[Saved entries]
++++++++

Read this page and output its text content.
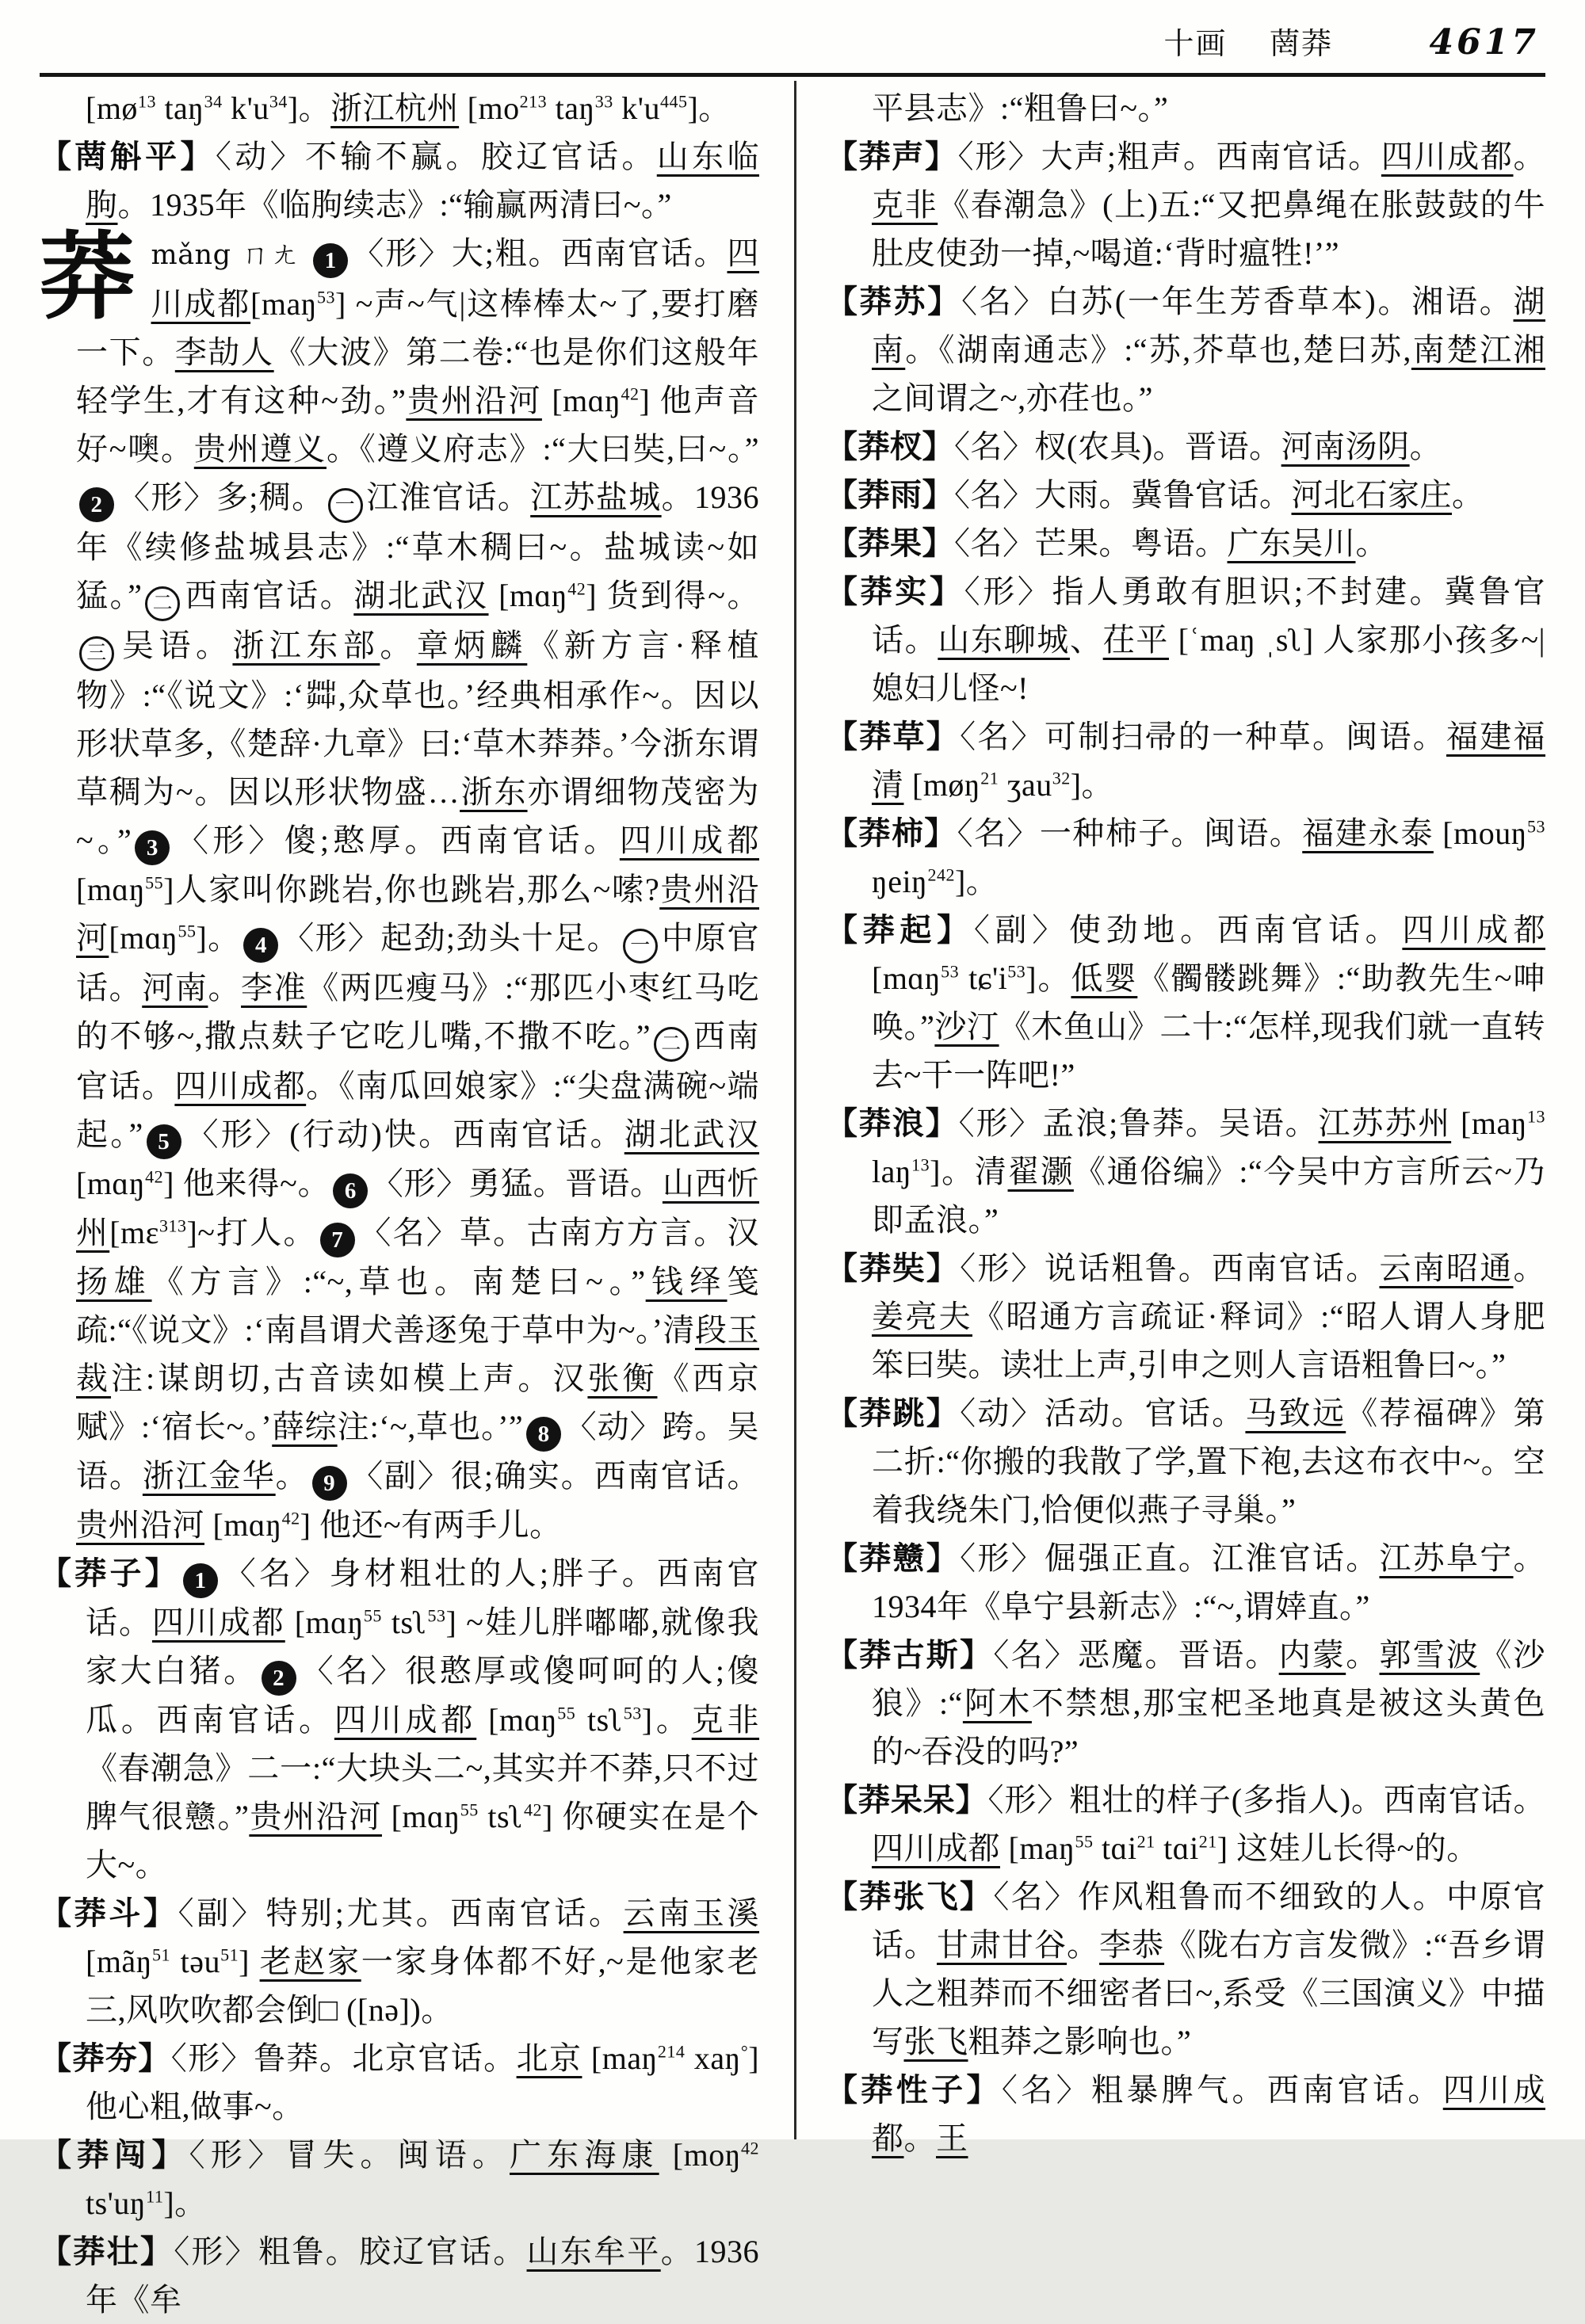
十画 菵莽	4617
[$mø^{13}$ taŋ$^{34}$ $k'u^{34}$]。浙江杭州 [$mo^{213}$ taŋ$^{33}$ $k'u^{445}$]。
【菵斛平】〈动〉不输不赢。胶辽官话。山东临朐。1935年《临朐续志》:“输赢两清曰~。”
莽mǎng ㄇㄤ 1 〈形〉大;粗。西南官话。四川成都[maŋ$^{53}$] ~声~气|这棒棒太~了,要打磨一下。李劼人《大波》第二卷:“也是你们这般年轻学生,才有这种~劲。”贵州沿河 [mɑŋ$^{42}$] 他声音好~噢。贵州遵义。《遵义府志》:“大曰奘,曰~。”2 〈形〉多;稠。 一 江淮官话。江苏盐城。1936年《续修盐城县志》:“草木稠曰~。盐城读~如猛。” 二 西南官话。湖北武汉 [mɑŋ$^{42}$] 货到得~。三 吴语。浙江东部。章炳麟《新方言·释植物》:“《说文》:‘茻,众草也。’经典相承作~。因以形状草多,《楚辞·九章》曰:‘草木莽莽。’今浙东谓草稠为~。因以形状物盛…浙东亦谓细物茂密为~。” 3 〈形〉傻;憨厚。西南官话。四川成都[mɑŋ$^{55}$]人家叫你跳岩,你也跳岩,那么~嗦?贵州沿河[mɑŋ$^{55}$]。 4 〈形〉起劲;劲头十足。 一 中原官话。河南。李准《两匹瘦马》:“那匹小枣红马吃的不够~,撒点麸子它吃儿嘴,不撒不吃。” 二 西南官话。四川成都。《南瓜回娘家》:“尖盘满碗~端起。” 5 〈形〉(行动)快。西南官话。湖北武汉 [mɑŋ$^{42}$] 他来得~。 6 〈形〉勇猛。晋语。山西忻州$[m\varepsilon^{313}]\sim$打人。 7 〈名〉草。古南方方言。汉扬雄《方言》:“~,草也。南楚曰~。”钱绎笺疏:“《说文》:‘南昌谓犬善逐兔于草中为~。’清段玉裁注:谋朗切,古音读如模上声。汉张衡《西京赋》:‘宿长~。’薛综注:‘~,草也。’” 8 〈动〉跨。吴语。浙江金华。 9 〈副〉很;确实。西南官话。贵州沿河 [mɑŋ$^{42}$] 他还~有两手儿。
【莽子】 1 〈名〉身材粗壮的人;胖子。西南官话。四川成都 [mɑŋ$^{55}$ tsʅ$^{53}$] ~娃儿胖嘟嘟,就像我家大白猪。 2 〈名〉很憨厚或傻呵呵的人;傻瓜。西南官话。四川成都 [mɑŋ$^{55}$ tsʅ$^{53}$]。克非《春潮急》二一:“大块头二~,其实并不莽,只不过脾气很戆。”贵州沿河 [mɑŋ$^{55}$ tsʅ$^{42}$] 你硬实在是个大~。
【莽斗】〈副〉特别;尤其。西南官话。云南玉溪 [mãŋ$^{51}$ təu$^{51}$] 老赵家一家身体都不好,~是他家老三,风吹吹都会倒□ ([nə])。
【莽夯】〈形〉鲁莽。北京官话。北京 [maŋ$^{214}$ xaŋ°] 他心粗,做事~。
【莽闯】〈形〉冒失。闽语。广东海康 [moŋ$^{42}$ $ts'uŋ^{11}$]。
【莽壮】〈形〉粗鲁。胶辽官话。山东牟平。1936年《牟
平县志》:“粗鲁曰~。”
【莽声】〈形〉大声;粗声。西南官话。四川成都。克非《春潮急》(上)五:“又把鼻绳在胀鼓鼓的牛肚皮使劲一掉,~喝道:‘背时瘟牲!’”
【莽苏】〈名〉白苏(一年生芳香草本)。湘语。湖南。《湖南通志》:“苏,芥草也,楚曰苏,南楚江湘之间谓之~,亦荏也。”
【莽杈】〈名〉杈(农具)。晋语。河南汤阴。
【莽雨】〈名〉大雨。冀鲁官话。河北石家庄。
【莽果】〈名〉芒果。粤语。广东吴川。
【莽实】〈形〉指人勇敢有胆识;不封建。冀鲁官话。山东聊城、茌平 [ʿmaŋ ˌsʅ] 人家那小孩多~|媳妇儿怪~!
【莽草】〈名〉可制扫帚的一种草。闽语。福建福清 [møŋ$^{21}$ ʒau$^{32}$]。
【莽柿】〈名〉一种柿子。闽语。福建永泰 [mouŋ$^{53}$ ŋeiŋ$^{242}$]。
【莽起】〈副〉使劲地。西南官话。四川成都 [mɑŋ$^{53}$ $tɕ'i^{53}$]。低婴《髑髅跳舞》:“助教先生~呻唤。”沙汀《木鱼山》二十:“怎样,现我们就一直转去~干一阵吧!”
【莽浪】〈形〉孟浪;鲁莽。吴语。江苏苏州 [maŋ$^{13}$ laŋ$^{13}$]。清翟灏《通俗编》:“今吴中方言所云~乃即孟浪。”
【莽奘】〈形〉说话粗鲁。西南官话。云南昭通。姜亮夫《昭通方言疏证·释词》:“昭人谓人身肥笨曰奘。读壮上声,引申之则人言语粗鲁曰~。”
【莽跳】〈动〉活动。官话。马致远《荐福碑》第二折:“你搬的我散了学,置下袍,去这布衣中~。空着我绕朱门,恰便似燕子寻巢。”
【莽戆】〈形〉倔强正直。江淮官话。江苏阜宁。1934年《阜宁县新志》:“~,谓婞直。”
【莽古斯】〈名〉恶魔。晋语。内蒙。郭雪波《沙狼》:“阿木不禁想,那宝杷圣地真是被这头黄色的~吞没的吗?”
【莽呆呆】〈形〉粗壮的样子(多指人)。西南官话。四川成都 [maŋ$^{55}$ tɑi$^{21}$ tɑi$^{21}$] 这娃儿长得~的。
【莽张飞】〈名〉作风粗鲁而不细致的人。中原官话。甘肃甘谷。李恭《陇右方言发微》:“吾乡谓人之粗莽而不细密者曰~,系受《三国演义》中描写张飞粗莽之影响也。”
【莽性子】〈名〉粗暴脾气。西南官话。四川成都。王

++++++++

PROBLEM TO SOLVE.
Every line above that contains the word "江淮官话" should be reported.

SOLUTION FOR THIS EXERCISE.
莽mǎng ㄇㄤ 1 〈形〉大;粗。西南官话。四川成都[maŋ$^{53}$] ~声~气|这棒棒太~了,要打磨一下。李劼人《大波》第二卷:“也是你们这般年轻学生,才有这种~劲。”贵州沿河 [mɑŋ$^{42}$] 他声音好~噢。贵州遵义。《遵义府志》:“大曰奘,曰~。”2 〈形〉多;稠。 一 江淮官话。江苏盐城。1936年《续修盐城县志》:“草木稠曰~。盐城读~如猛。” 二 西南官话。湖北武汉 [mɑŋ$^{42}$] 货到得~。三 吴语。浙江东部。章炳麟《新方言·释植物》:“《说文》:‘茻,众草也。’经典相承作~。因以形状草多,《楚辞·九章》曰:‘草木莽莽。’今浙东谓草稠为~。因以形状物盛…浙东亦谓细物茂密为~。” 3 〈形〉傻;憨厚。西南官话。四川成都[mɑŋ$^{55}$]人家叫你跳岩,你也跳岩,那么~嗦?贵州沿河[mɑŋ$^{55}$]。 4 〈形〉起劲;劲头十足。 一 中原官话。河南。李准《两匹瘦马》:“那匹小枣红马吃的不够~,撒点麸子它吃儿嘴,不撒不吃。” 二 西南官话。四川成都。《南瓜回娘家》:“尖盘满碗~端起。” 5 〈形〉(行动)快。西南官话。湖北武汉 [mɑŋ$^{42}$] 他来得~。 6 〈形〉勇猛。晋语。山西忻州$[m\varepsilon^{313}]\sim$打人。 7 〈名〉草。古南方方言。汉扬雄《方言》:“~,草也。南楚曰~。”钱绎笺疏:“《说文》:‘南昌谓犬善逐兔于草中为~。’清段玉裁注:谋朗切,古音读如模上声。汉张衡《西京赋》:‘宿长~。’薛综注:‘~,草也。’” 8 〈动〉跨。吴语。浙江金华。 9 〈副〉很;确实。西南官话。贵州沿河 [mɑŋ$^{42}$] 他还~有两手儿。
【莽戆】〈形〉倔强正直。江淮官话。江苏阜宁。1934年《阜宁县新志》:“~,谓婞直。”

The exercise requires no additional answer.